» **Exercise**
Output each entry verbatim and exclude every picture from it.

» **Record set**
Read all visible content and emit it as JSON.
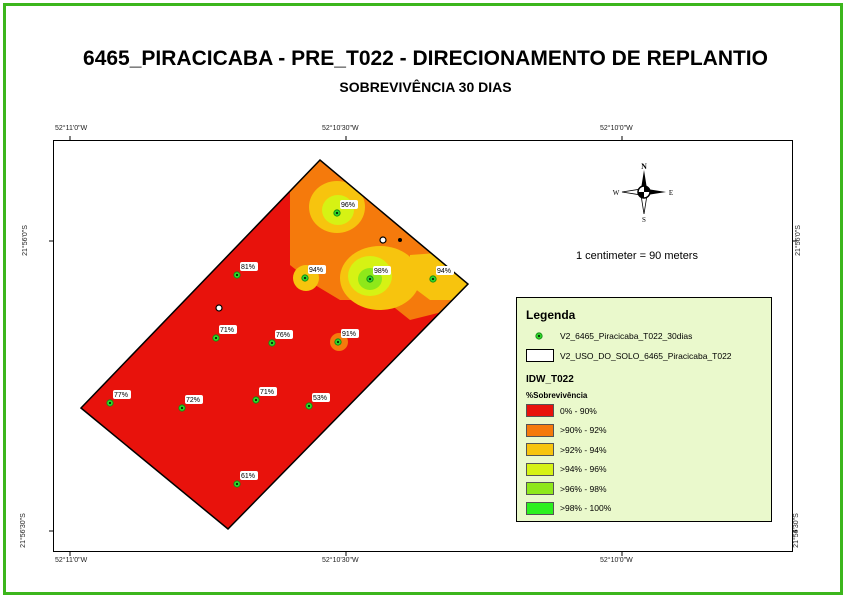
{
  "title": "6465_PIRACICABA - PRE_T022 - DIRECIONAMENTO DE REPLANTIO",
  "subtitle": "SOBREVIVÊNCIA 30 DIAS",
  "coords": {
    "top": [
      "52°11'0\"W",
      "52°10'30\"W",
      "52°10'0\"W"
    ],
    "bottom": [
      "52°11'0\"W",
      "52°10'30\"W",
      "52°10'0\"W"
    ],
    "left": [
      "21°56'0\"S",
      "21°56'30\"S"
    ],
    "right": [
      "21°56'0\"S",
      "21°56'30\"S"
    ]
  },
  "scale_text": "1 centimeter = 90 meters",
  "compass": {
    "n": "N",
    "s": "S",
    "e": "E",
    "w": "W"
  },
  "points": [
    {
      "label": "96%",
      "value": 96
    },
    {
      "label": "81%",
      "value": 81
    },
    {
      "label": "94%",
      "value": 94
    },
    {
      "label": "98%",
      "value": 98
    },
    {
      "label": "94%",
      "value": 94
    },
    {
      "label": "71%",
      "value": 71
    },
    {
      "label": "76%",
      "value": 76
    },
    {
      "label": "91%",
      "value": 91
    },
    {
      "label": "77%",
      "value": 77
    },
    {
      "label": "72%",
      "value": 72
    },
    {
      "label": "71%",
      "value": 71
    },
    {
      "label": "53%",
      "value": 53
    },
    {
      "label": "61%",
      "value": 61
    }
  ],
  "legend": {
    "title": "Legenda",
    "points_layer": "V2_6465_Piracicaba_T022_30dias",
    "polygon_layer": "V2_USO_DO_SOLO_6465_Piracicaba_T022",
    "idw_title": "IDW_T022",
    "field_title": "%Sobrevivência",
    "classes": [
      {
        "label": "0% - 90%",
        "color": "#e8120c"
      },
      {
        "label": ">90% - 92%",
        "color": "#f57a0c"
      },
      {
        "label": ">92% - 94%",
        "color": "#f7c40e"
      },
      {
        "label": ">94% - 96%",
        "color": "#d6f214"
      },
      {
        "label": ">96% - 98%",
        "color": "#8ee81a"
      },
      {
        "label": ">98% - 100%",
        "color": "#2cf01e"
      }
    ]
  },
  "colors": {
    "frame": "#3cb61c",
    "legend_bg": "#eaf9cc"
  }
}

» **Answer to this exercise**
Read all visible content and emit it as JSON.
{
  "title": "6465_PIRACICABA - PRE_T022 - DIRECIONAMENTO DE REPLANTIO",
  "subtitle": "SOBREVIVÊNCIA 30 DIAS",
  "coords": {
    "top": [
      "52°11'0\"W",
      "52°10'30\"W",
      "52°10'0\"W"
    ],
    "bottom": [
      "52°11'0\"W",
      "52°10'30\"W",
      "52°10'0\"W"
    ],
    "left": [
      "21°56'0\"S",
      "21°56'30\"S"
    ],
    "right": [
      "21°56'0\"S",
      "21°56'30\"S"
    ]
  },
  "scale_text": "1 centimeter = 90 meters",
  "compass": {
    "n": "N",
    "s": "S",
    "e": "E",
    "w": "W"
  },
  "points": [
    {
      "label": "96%",
      "value": 96
    },
    {
      "label": "81%",
      "value": 81
    },
    {
      "label": "94%",
      "value": 94
    },
    {
      "label": "98%",
      "value": 98
    },
    {
      "label": "94%",
      "value": 94
    },
    {
      "label": "71%",
      "value": 71
    },
    {
      "label": "76%",
      "value": 76
    },
    {
      "label": "91%",
      "value": 91
    },
    {
      "label": "77%",
      "value": 77
    },
    {
      "label": "72%",
      "value": 72
    },
    {
      "label": "71%",
      "value": 71
    },
    {
      "label": "53%",
      "value": 53
    },
    {
      "label": "61%",
      "value": 61
    }
  ],
  "legend": {
    "title": "Legenda",
    "points_layer": "V2_6465_Piracicaba_T022_30dias",
    "polygon_layer": "V2_USO_DO_SOLO_6465_Piracicaba_T022",
    "idw_title": "IDW_T022",
    "field_title": "%Sobrevivência",
    "classes": [
      {
        "label": "0% - 90%",
        "color": "#e8120c"
      },
      {
        "label": ">90% - 92%",
        "color": "#f57a0c"
      },
      {
        "label": ">92% - 94%",
        "color": "#f7c40e"
      },
      {
        "label": ">94% - 96%",
        "color": "#d6f214"
      },
      {
        "label": ">96% - 98%",
        "color": "#8ee81a"
      },
      {
        "label": ">98% - 100%",
        "color": "#2cf01e"
      }
    ]
  },
  "colors": {
    "frame": "#3cb61c",
    "legend_bg": "#eaf9cc"
  }
}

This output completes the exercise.